AIM: Locate the lines that hold the string "содержания". Copy every such line.

━━━━━━

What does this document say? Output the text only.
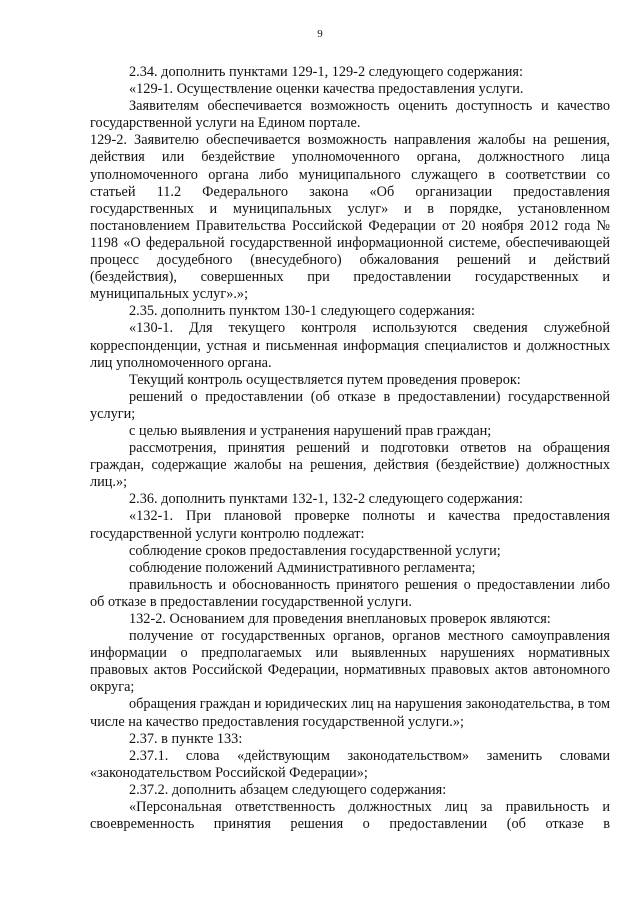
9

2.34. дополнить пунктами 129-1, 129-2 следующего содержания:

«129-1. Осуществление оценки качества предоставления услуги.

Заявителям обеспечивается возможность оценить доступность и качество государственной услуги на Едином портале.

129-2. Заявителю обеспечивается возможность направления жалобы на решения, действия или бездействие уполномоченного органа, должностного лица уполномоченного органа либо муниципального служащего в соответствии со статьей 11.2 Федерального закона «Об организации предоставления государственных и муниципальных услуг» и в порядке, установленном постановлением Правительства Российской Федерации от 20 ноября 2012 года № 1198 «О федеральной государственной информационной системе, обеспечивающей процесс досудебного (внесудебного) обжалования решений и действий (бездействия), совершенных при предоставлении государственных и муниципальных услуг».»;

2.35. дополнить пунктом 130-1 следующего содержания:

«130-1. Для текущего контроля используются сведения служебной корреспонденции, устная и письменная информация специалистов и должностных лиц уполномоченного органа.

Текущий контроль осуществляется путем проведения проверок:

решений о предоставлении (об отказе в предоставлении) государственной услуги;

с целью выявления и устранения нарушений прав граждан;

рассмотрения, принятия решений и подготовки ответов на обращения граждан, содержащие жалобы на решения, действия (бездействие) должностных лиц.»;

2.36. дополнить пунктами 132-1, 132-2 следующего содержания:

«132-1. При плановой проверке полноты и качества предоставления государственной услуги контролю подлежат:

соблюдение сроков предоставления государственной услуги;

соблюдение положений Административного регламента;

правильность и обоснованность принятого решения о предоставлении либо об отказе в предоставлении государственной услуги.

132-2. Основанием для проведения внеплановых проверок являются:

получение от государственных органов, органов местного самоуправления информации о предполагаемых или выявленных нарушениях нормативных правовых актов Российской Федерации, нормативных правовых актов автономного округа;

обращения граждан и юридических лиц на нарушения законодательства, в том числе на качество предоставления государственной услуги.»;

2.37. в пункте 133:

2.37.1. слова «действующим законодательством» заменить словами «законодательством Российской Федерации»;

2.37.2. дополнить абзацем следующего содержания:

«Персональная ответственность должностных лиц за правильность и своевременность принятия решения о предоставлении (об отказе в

━━━━━━

WRITTEN ANSWER:
2.34. дополнить пунктами 129-1, 129-2 следующего содержания:
2.35. дополнить пунктом 130-1 следующего содержания:
2.36. дополнить пунктами 132-1, 132-2 следующего содержания:
2.37.2. дополнить абзацем следующего содержания:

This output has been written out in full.